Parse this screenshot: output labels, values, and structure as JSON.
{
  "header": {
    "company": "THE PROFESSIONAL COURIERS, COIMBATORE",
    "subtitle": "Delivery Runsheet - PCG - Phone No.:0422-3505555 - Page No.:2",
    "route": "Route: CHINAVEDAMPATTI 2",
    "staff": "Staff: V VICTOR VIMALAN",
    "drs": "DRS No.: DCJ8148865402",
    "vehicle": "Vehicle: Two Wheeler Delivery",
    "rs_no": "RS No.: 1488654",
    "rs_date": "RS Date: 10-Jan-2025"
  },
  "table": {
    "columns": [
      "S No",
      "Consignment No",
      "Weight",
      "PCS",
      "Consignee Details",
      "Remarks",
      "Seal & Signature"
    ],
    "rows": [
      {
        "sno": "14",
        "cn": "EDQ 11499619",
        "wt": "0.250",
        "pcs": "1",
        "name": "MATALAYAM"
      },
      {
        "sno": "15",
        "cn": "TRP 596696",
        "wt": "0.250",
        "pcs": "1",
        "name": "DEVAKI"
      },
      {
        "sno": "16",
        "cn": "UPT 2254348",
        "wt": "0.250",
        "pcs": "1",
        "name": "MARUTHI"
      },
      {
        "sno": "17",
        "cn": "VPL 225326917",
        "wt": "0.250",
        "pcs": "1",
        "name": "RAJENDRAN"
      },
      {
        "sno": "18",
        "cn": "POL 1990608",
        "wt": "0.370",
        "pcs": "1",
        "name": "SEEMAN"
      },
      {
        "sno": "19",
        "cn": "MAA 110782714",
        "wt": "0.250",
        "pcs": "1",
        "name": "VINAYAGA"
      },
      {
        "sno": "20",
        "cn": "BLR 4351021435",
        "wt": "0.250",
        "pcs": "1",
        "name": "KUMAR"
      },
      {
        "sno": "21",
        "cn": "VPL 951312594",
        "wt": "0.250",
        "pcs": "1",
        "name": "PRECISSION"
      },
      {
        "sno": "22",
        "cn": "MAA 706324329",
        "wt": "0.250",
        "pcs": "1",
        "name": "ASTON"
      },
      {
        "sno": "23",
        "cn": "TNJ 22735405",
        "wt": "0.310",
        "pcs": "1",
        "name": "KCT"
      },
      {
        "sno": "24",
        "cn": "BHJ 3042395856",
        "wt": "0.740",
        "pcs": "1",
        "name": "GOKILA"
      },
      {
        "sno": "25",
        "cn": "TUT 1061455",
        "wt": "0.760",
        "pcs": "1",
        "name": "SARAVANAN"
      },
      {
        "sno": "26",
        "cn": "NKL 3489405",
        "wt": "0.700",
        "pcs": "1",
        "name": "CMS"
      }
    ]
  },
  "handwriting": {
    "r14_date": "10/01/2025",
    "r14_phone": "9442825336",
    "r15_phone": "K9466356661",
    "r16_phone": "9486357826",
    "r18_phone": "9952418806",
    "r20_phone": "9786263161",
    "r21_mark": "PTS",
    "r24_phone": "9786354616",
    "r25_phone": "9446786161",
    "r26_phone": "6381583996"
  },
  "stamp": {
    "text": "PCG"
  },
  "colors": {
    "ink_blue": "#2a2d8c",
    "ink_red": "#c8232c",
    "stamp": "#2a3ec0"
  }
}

============================================================

→ **AIM**
Retype the listing. Match it exactly.

→ **SOLUTION TO THIS PROBLEM**
Parse this screenshot: output labels, values, and structure as JSON.
{
  "header": {
    "company": "THE PROFESSIONAL COURIERS, COIMBATORE",
    "subtitle": "Delivery Runsheet - PCG - Phone No.:0422-3505555 - Page No.:2",
    "route": "Route: CHINAVEDAMPATTI 2",
    "staff": "Staff: V VICTOR VIMALAN",
    "drs": "DRS No.: DCJ8148865402",
    "vehicle": "Vehicle: Two Wheeler Delivery",
    "rs_no": "RS No.: 1488654",
    "rs_date": "RS Date: 10-Jan-2025"
  },
  "table": {
    "columns": [
      "S No",
      "Consignment No",
      "Weight",
      "PCS",
      "Consignee Details",
      "Remarks",
      "Seal & Signature"
    ],
    "rows": [
      {
        "sno": "14",
        "cn": "EDQ 11499619",
        "wt": "0.250",
        "pcs": "1",
        "name": "MATALAYAM"
      },
      {
        "sno": "15",
        "cn": "TRP 596696",
        "wt": "0.250",
        "pcs": "1",
        "name": "DEVAKI"
      },
      {
        "sno": "16",
        "cn": "UPT 2254348",
        "wt": "0.250",
        "pcs": "1",
        "name": "MARUTHI"
      },
      {
        "sno": "17",
        "cn": "VPL 225326917",
        "wt": "0.250",
        "pcs": "1",
        "name": "RAJENDRAN"
      },
      {
        "sno": "18",
        "cn": "POL 1990608",
        "wt": "0.370",
        "pcs": "1",
        "name": "SEEMAN"
      },
      {
        "sno": "19",
        "cn": "MAA 110782714",
        "wt": "0.250",
        "pcs": "1",
        "name": "VINAYAGA"
      },
      {
        "sno": "20",
        "cn": "BLR 4351021435",
        "wt": "0.250",
        "pcs": "1",
        "name": "KUMAR"
      },
      {
        "sno": "21",
        "cn": "VPL 951312594",
        "wt": "0.250",
        "pcs": "1",
        "name": "PRECISSION"
      },
      {
        "sno": "22",
        "cn": "MAA 706324329",
        "wt": "0.250",
        "pcs": "1",
        "name": "ASTON"
      },
      {
        "sno": "23",
        "cn": "TNJ 22735405",
        "wt": "0.310",
        "pcs": "1",
        "name": "KCT"
      },
      {
        "sno": "24",
        "cn": "BHJ 3042395856",
        "wt": "0.740",
        "pcs": "1",
        "name": "GOKILA"
      },
      {
        "sno": "25",
        "cn": "TUT 1061455",
        "wt": "0.760",
        "pcs": "1",
        "name": "SARAVANAN"
      },
      {
        "sno": "26",
        "cn": "NKL 3489405",
        "wt": "0.700",
        "pcs": "1",
        "name": "CMS"
      }
    ]
  },
  "handwriting": {
    "r14_date": "10/01/2025",
    "r14_phone": "9442825336",
    "r15_phone": "K9466356661",
    "r16_phone": "9486357826",
    "r18_phone": "9952418806",
    "r20_phone": "9786263161",
    "r21_mark": "PTS",
    "r24_phone": "9786354616",
    "r25_phone": "9446786161",
    "r26_phone": "6381583996"
  },
  "stamp": {
    "text": "PCG"
  },
  "colors": {
    "ink_blue": "#2a2d8c",
    "ink_red": "#c8232c",
    "stamp": "#2a3ec0"
  }
}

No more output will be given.